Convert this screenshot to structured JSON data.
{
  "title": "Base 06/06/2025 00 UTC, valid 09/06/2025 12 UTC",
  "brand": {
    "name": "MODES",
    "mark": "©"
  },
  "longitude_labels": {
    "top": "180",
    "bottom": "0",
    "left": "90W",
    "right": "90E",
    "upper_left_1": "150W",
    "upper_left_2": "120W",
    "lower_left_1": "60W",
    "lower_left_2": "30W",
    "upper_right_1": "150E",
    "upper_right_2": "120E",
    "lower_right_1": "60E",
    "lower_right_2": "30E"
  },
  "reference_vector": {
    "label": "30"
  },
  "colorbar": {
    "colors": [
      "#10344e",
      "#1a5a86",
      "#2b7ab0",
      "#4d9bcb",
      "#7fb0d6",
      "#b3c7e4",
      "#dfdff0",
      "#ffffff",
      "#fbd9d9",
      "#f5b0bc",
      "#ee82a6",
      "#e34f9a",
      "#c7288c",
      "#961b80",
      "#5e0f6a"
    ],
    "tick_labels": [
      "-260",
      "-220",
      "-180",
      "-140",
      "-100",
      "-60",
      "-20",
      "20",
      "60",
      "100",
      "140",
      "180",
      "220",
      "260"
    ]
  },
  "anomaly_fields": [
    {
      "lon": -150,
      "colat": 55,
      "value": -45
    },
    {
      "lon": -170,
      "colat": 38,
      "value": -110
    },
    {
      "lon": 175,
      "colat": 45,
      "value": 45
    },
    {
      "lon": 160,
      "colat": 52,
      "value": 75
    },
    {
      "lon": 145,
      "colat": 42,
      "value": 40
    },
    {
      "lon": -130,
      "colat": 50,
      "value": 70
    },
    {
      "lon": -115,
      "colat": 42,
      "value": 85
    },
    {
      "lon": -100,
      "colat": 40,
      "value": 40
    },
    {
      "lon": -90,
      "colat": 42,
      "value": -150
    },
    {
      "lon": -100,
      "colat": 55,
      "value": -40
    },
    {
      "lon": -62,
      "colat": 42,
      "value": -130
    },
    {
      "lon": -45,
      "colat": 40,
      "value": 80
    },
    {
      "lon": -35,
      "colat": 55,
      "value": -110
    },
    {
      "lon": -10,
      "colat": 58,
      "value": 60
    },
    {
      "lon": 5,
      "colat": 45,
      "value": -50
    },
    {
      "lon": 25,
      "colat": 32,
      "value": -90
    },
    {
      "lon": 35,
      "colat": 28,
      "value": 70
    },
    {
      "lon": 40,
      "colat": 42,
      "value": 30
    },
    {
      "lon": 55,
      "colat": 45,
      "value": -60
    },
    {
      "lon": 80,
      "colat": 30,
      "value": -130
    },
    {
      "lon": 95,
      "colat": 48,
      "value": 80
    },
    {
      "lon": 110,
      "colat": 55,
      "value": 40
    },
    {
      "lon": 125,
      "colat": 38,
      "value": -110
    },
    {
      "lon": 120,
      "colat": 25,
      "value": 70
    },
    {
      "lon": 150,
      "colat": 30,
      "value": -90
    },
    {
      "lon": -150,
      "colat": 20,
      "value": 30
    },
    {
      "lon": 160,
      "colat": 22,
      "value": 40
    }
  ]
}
----------
EXERCISE GOAL: Give all the entries again exactly; leave none out.

RESPONSE TO THE TASK:
Convert this screenshot to structured JSON data.
{
  "title": "Base 06/06/2025 00 UTC, valid 09/06/2025 12 UTC",
  "brand": {
    "name": "MODES",
    "mark": "©"
  },
  "longitude_labels": {
    "top": "180",
    "bottom": "0",
    "left": "90W",
    "right": "90E",
    "upper_left_1": "150W",
    "upper_left_2": "120W",
    "lower_left_1": "60W",
    "lower_left_2": "30W",
    "upper_right_1": "150E",
    "upper_right_2": "120E",
    "lower_right_1": "60E",
    "lower_right_2": "30E"
  },
  "reference_vector": {
    "label": "30"
  },
  "colorbar": {
    "colors": [
      "#10344e",
      "#1a5a86",
      "#2b7ab0",
      "#4d9bcb",
      "#7fb0d6",
      "#b3c7e4",
      "#dfdff0",
      "#ffffff",
      "#fbd9d9",
      "#f5b0bc",
      "#ee82a6",
      "#e34f9a",
      "#c7288c",
      "#961b80",
      "#5e0f6a"
    ],
    "tick_labels": [
      "-260",
      "-220",
      "-180",
      "-140",
      "-100",
      "-60",
      "-20",
      "20",
      "60",
      "100",
      "140",
      "180",
      "220",
      "260"
    ]
  },
  "anomaly_fields": [
    {
      "lon": -150,
      "colat": 55,
      "value": -45
    },
    {
      "lon": -170,
      "colat": 38,
      "value": -110
    },
    {
      "lon": 175,
      "colat": 45,
      "value": 45
    },
    {
      "lon": 160,
      "colat": 52,
      "value": 75
    },
    {
      "lon": 145,
      "colat": 42,
      "value": 40
    },
    {
      "lon": -130,
      "colat": 50,
      "value": 70
    },
    {
      "lon": -115,
      "colat": 42,
      "value": 85
    },
    {
      "lon": -100,
      "colat": 40,
      "value": 40
    },
    {
      "lon": -90,
      "colat": 42,
      "value": -150
    },
    {
      "lon": -100,
      "colat": 55,
      "value": -40
    },
    {
      "lon": -62,
      "colat": 42,
      "value": -130
    },
    {
      "lon": -45,
      "colat": 40,
      "value": 80
    },
    {
      "lon": -35,
      "colat": 55,
      "value": -110
    },
    {
      "lon": -10,
      "colat": 58,
      "value": 60
    },
    {
      "lon": 5,
      "colat": 45,
      "value": -50
    },
    {
      "lon": 25,
      "colat": 32,
      "value": -90
    },
    {
      "lon": 35,
      "colat": 28,
      "value": 70
    },
    {
      "lon": 40,
      "colat": 42,
      "value": 30
    },
    {
      "lon": 55,
      "colat": 45,
      "value": -60
    },
    {
      "lon": 80,
      "colat": 30,
      "value": -130
    },
    {
      "lon": 95,
      "colat": 48,
      "value": 80
    },
    {
      "lon": 110,
      "colat": 55,
      "value": 40
    },
    {
      "lon": 125,
      "colat": 38,
      "value": -110
    },
    {
      "lon": 120,
      "colat": 25,
      "value": 70
    },
    {
      "lon": 150,
      "colat": 30,
      "value": -90
    },
    {
      "lon": -150,
      "colat": 20,
      "value": 30
    },
    {
      "lon": 160,
      "colat": 22,
      "value": 40
    }
  ]
}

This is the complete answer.